Short exercise:
Go through the listing below and list every line with "color".

Material shown:
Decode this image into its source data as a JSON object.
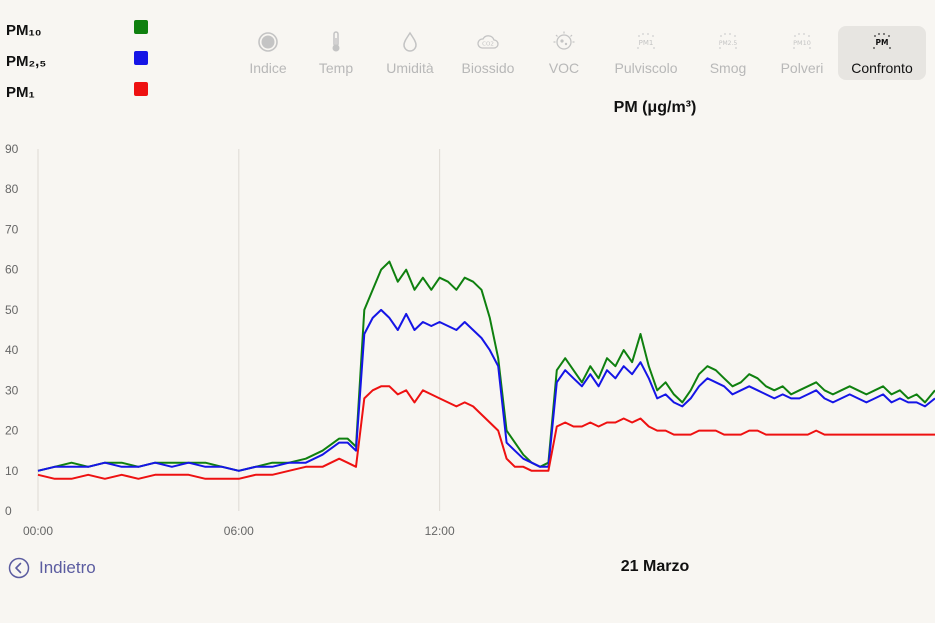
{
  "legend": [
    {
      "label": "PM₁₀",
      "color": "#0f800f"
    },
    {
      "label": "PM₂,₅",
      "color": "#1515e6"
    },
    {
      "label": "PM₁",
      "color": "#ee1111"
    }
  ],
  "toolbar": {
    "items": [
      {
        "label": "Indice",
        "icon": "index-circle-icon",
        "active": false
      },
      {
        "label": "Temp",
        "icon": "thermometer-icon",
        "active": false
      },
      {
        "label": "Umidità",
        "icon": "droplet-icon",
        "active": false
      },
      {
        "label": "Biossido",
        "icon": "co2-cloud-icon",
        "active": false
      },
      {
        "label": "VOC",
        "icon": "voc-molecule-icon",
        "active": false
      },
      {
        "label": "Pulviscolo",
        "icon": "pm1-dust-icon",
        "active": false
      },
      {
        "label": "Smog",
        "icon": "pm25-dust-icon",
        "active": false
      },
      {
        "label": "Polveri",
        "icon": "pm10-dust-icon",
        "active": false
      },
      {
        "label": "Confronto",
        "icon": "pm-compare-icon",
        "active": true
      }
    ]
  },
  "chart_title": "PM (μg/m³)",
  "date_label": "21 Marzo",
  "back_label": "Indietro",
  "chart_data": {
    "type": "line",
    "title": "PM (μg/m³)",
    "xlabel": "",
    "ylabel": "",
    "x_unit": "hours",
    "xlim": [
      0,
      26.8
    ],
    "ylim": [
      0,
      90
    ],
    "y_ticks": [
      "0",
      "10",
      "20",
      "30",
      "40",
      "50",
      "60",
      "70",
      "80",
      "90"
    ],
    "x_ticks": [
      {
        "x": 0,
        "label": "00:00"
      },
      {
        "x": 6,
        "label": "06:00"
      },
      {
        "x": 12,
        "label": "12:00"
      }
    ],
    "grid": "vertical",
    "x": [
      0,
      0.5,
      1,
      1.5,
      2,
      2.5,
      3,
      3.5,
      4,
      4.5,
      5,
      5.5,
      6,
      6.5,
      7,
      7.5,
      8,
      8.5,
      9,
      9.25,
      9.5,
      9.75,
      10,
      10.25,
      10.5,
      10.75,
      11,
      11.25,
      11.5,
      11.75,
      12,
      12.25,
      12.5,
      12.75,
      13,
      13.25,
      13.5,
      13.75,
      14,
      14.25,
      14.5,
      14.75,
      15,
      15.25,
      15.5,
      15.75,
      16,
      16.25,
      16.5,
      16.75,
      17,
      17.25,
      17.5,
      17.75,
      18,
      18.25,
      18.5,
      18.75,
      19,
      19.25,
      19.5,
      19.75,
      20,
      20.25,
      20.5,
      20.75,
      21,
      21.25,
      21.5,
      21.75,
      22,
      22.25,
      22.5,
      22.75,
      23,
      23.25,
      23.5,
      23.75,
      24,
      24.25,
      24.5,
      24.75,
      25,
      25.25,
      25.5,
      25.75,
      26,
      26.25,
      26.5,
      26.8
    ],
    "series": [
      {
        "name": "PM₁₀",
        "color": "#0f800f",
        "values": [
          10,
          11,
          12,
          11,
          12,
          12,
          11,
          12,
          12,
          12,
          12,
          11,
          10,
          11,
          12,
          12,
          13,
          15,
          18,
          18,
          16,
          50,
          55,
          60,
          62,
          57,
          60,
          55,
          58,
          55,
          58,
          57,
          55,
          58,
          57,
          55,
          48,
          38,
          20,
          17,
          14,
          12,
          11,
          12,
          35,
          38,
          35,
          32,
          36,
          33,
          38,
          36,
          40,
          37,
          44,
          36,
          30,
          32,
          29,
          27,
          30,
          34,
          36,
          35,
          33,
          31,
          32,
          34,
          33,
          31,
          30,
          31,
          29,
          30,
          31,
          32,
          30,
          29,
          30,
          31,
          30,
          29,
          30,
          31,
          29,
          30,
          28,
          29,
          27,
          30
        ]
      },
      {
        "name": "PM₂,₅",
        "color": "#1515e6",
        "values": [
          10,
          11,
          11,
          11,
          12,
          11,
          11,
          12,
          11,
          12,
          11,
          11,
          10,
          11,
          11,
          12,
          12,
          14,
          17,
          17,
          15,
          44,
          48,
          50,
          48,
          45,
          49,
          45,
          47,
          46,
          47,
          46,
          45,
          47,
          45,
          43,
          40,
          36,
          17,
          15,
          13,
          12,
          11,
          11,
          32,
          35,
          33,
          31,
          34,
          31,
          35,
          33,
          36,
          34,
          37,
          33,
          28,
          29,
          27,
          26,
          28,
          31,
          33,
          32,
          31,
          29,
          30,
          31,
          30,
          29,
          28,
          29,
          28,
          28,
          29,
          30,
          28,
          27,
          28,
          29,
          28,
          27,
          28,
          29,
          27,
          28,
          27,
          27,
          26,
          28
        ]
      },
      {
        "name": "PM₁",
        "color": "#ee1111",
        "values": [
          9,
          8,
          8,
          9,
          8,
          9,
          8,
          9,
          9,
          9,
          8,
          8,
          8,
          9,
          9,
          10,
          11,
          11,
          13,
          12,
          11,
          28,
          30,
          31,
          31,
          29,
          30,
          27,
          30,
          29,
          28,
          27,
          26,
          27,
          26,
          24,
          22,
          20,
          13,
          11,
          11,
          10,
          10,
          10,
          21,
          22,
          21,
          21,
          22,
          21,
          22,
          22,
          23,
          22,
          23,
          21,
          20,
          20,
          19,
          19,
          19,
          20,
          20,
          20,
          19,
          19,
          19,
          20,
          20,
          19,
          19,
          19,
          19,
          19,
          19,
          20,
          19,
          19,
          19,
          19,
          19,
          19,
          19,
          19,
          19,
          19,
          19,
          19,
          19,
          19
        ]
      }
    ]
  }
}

Task response:
      "color": "#0f800f"
      "color": "#1515e6"
      "color": "#ee1111"
        "color": "#0f800f",
        "color": "#1515e6",
        "color": "#ee1111",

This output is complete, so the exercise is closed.